● WORK TO COMPLETE:
Each record below is to be reproduced without any change.

● GIVEN INFORMATION:
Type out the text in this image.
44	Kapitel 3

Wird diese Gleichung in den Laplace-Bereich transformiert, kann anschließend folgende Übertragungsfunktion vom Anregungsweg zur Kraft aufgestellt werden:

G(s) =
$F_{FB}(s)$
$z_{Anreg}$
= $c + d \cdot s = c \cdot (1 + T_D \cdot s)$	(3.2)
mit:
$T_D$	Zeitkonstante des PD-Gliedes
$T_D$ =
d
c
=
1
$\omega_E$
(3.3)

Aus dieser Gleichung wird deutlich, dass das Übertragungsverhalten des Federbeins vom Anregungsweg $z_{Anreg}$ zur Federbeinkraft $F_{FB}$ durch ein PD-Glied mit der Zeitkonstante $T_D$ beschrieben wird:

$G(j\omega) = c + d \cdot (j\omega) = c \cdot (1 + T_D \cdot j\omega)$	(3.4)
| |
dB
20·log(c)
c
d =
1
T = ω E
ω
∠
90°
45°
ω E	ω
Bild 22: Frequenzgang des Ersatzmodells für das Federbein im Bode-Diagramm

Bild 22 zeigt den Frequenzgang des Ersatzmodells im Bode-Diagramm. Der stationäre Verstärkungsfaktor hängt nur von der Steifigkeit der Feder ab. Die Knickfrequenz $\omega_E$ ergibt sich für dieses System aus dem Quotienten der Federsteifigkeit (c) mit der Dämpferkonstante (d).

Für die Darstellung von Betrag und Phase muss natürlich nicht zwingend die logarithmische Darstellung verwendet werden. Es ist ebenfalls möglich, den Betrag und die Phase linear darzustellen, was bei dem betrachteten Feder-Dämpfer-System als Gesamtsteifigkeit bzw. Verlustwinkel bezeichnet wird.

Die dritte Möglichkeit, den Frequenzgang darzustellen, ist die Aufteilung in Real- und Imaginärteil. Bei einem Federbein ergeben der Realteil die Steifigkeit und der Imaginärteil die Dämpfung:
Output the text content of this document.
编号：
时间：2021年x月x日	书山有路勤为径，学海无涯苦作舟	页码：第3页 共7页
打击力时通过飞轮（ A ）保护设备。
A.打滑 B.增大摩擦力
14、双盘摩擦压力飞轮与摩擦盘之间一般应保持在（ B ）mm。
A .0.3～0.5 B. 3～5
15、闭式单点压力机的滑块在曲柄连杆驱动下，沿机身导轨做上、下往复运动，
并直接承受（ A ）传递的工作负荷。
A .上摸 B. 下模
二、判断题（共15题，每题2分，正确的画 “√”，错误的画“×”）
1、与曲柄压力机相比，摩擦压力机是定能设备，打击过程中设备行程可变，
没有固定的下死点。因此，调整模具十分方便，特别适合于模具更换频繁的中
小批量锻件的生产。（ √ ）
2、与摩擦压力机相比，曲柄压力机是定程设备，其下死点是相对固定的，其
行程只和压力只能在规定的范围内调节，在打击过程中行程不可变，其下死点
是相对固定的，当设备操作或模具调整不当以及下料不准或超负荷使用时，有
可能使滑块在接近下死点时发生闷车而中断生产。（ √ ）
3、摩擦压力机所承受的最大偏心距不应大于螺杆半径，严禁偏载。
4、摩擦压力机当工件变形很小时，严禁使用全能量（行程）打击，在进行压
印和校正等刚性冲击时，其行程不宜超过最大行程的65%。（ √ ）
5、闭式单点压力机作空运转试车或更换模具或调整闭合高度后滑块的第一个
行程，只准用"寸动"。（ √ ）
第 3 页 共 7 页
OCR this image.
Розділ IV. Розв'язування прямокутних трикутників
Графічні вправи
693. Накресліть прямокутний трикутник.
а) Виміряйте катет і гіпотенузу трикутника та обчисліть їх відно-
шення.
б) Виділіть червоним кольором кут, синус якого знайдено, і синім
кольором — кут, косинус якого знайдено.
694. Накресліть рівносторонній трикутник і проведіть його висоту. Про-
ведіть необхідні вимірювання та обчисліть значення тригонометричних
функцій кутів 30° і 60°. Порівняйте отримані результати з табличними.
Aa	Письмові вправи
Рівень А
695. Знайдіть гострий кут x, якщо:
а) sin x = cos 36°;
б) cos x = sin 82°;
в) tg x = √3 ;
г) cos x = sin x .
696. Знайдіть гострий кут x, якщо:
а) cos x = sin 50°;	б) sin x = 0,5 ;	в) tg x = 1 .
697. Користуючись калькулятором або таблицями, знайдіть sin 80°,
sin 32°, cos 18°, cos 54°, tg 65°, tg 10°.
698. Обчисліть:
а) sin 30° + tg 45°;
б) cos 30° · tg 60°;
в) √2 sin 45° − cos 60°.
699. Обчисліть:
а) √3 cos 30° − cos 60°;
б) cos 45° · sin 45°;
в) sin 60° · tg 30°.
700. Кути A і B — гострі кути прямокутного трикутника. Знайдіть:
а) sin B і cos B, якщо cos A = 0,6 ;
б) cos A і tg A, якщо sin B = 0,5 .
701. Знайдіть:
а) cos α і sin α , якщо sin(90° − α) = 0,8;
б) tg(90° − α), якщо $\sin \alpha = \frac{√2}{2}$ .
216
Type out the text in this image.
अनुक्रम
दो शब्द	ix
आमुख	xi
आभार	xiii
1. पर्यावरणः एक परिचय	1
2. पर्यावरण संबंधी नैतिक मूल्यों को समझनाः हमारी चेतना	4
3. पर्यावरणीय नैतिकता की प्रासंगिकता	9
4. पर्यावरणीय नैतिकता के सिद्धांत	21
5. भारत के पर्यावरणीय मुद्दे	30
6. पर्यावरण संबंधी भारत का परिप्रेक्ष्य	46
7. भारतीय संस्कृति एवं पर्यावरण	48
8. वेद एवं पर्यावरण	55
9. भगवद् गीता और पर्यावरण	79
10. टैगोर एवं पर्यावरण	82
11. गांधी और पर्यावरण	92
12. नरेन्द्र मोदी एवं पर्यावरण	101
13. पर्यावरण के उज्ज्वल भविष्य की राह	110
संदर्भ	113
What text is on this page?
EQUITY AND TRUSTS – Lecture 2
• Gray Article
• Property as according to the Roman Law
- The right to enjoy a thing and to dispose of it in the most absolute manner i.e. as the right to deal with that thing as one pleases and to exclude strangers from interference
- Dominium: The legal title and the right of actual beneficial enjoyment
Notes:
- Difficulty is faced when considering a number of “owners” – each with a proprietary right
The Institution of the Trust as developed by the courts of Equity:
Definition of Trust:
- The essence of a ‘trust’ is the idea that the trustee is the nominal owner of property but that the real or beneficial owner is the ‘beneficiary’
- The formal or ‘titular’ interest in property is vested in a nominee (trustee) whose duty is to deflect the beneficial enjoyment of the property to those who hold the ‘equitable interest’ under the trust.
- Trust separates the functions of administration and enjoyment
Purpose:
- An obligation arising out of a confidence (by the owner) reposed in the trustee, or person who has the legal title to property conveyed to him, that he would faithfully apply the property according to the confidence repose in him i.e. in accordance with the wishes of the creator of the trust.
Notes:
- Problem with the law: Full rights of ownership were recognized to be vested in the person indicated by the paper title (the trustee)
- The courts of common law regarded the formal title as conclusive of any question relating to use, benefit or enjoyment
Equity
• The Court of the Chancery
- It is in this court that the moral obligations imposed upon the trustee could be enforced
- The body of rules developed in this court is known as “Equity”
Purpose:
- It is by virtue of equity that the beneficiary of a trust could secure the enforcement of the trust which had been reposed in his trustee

● ANSWER TO THIS EXERCISE:
Type out the text in this image.
44	Kapitel 3

Wird diese Gleichung in den Laplace-Bereich transformiert, kann anschließend folgende Übertragungsfunktion vom Anregungsweg zur Kraft aufgestellt werden:

G(s) =
$F_{FB}(s)$
$z_{Anreg}$
= $c + d \cdot s = c \cdot (1 + T_D \cdot s)$	(3.2)
mit:
$T_D$	Zeitkonstante des PD-Gliedes
$T_D$ =
d
c
=
1
$\omega_E$
(3.3)

Aus dieser Gleichung wird deutlich, dass das Übertragungsverhalten des Federbeins vom Anregungsweg $z_{Anreg}$ zur Federbeinkraft $F_{FB}$ durch ein PD-Glied mit der Zeitkonstante $T_D$ beschrieben wird:

$G(j\omega) = c + d \cdot (j\omega) = c \cdot (1 + T_D \cdot j\omega)$	(3.4)
| |
dB
20·log(c)
c
d =
1
T = ω E
ω
∠
90°
45°
ω E	ω
Bild 22: Frequenzgang des Ersatzmodells für das Federbein im Bode-Diagramm

Bild 22 zeigt den Frequenzgang des Ersatzmodells im Bode-Diagramm. Der stationäre Verstärkungsfaktor hängt nur von der Steifigkeit der Feder ab. Die Knickfrequenz $\omega_E$ ergibt sich für dieses System aus dem Quotienten der Federsteifigkeit (c) mit der Dämpferkonstante (d).

Für die Darstellung von Betrag und Phase muss natürlich nicht zwingend die logarithmische Darstellung verwendet werden. Es ist ebenfalls möglich, den Betrag und die Phase linear darzustellen, was bei dem betrachteten Feder-Dämpfer-System als Gesamtsteifigkeit bzw. Verlustwinkel bezeichnet wird.

Die dritte Möglichkeit, den Frequenzgang darzustellen, ist die Aufteilung in Real- und Imaginärteil. Bei einem Federbein ergeben der Realteil die Steifigkeit und der Imaginärteil die Dämpfung:
Output the text content of this document.
编号：
时间：2021年x月x日	书山有路勤为径，学海无涯苦作舟	页码：第3页 共7页
打击力时通过飞轮（ A ）保护设备。
A.打滑 B.增大摩擦力
14、双盘摩擦压力飞轮与摩擦盘之间一般应保持在（ B ）mm。
A .0.3～0.5 B. 3～5
15、闭式单点压力机的滑块在曲柄连杆驱动下，沿机身导轨做上、下往复运动，
并直接承受（ A ）传递的工作负荷。
A .上摸 B. 下模
二、判断题（共15题，每题2分，正确的画 “√”，错误的画“×”）
1、与曲柄压力机相比，摩擦压力机是定能设备，打击过程中设备行程可变，
没有固定的下死点。因此，调整模具十分方便，特别适合于模具更换频繁的中
小批量锻件的生产。（ √ ）
2、与摩擦压力机相比，曲柄压力机是定程设备，其下死点是相对固定的，其
行程只和压力只能在规定的范围内调节，在打击过程中行程不可变，其下死点
是相对固定的，当设备操作或模具调整不当以及下料不准或超负荷使用时，有
可能使滑块在接近下死点时发生闷车而中断生产。（ √ ）
3、摩擦压力机所承受的最大偏心距不应大于螺杆半径，严禁偏载。
4、摩擦压力机当工件变形很小时，严禁使用全能量（行程）打击，在进行压
印和校正等刚性冲击时，其行程不宜超过最大行程的65%。（ √ ）
5、闭式单点压力机作空运转试车或更换模具或调整闭合高度后滑块的第一个
行程，只准用"寸动"。（ √ ）
第 3 页 共 7 页
OCR this image.
Розділ IV. Розв'язування прямокутних трикутників
Графічні вправи
693. Накресліть прямокутний трикутник.
а) Виміряйте катет і гіпотенузу трикутника та обчисліть їх відно-
шення.
б) Виділіть червоним кольором кут, синус якого знайдено, і синім
кольором — кут, косинус якого знайдено.
694. Накресліть рівносторонній трикутник і проведіть його висоту. Про-
ведіть необхідні вимірювання та обчисліть значення тригонометричних
функцій кутів 30° і 60°. Порівняйте отримані результати з табличними.
Aa	Письмові вправи
Рівень А
695. Знайдіть гострий кут x, якщо:
а) sin x = cos 36°;
б) cos x = sin 82°;
в) tg x = √3 ;
г) cos x = sin x .
696. Знайдіть гострий кут x, якщо:
а) cos x = sin 50°;	б) sin x = 0,5 ;	в) tg x = 1 .
697. Користуючись калькулятором або таблицями, знайдіть sin 80°,
sin 32°, cos 18°, cos 54°, tg 65°, tg 10°.
698. Обчисліть:
а) sin 30° + tg 45°;
б) cos 30° · tg 60°;
в) √2 sin 45° − cos 60°.
699. Обчисліть:
а) √3 cos 30° − cos 60°;
б) cos 45° · sin 45°;
в) sin 60° · tg 30°.
700. Кути A і B — гострі кути прямокутного трикутника. Знайдіть:
а) sin B і cos B, якщо cos A = 0,6 ;
б) cos A і tg A, якщо sin B = 0,5 .
701. Знайдіть:
а) cos α і sin α , якщо sin(90° − α) = 0,8;
б) tg(90° − α), якщо $\sin \alpha = \frac{√2}{2}$ .
216
Type out the text in this image.
अनुक्रम
दो शब्द	ix
आमुख	xi
आभार	xiii
1. पर्यावरणः एक परिचय	1
2. पर्यावरण संबंधी नैतिक मूल्यों को समझनाः हमारी चेतना	4
3. पर्यावरणीय नैतिकता की प्रासंगिकता	9
4. पर्यावरणीय नैतिकता के सिद्धांत	21
5. भारत के पर्यावरणीय मुद्दे	30
6. पर्यावरण संबंधी भारत का परिप्रेक्ष्य	46
7. भारतीय संस्कृति एवं पर्यावरण	48
8. वेद एवं पर्यावरण	55
9. भगवद् गीता और पर्यावरण	79
10. टैगोर एवं पर्यावरण	82
11. गांधी और पर्यावरण	92
12. नरेन्द्र मोदी एवं पर्यावरण	101
13. पर्यावरण के उज्ज्वल भविष्य की राह	110
संदर्भ	113
What text is on this page?
EQUITY AND TRUSTS – Lecture 2
• Gray Article
• Property as according to the Roman Law
- The right to enjoy a thing and to dispose of it in the most absolute manner i.e. as the right to deal with that thing as one pleases and to exclude strangers from interference
- Dominium: The legal title and the right of actual beneficial enjoyment
Notes:
- Difficulty is faced when considering a number of “owners” – each with a proprietary right
The Institution of the Trust as developed by the courts of Equity:
Definition of Trust:
- The essence of a ‘trust’ is the idea that the trustee is the nominal owner of property but that the real or beneficial owner is the ‘beneficiary’
- The formal or ‘titular’ interest in property is vested in a nominee (trustee) whose duty is to deflect the beneficial enjoyment of the property to those who hold the ‘equitable interest’ under the trust.
- Trust separates the functions of administration and enjoyment
Purpose:
- An obligation arising out of a confidence (by the owner) reposed in the trustee, or person who has the legal title to property conveyed to him, that he would faithfully apply the property according to the confidence repose in him i.e. in accordance with the wishes of the creator of the trust.
Notes:
- Problem with the law: Full rights of ownership were recognized to be vested in the person indicated by the paper title (the trustee)
- The courts of common law regarded the formal title as conclusive of any question relating to use, benefit or enjoyment
Equity
• The Court of the Chancery
- It is in this court that the moral obligations imposed upon the trustee could be enforced
- The body of rules developed in this court is known as “Equity”
Purpose:
- It is by virtue of equity that the beneficiary of a trust could secure the enforcement of the trust which had been reposed in his trustee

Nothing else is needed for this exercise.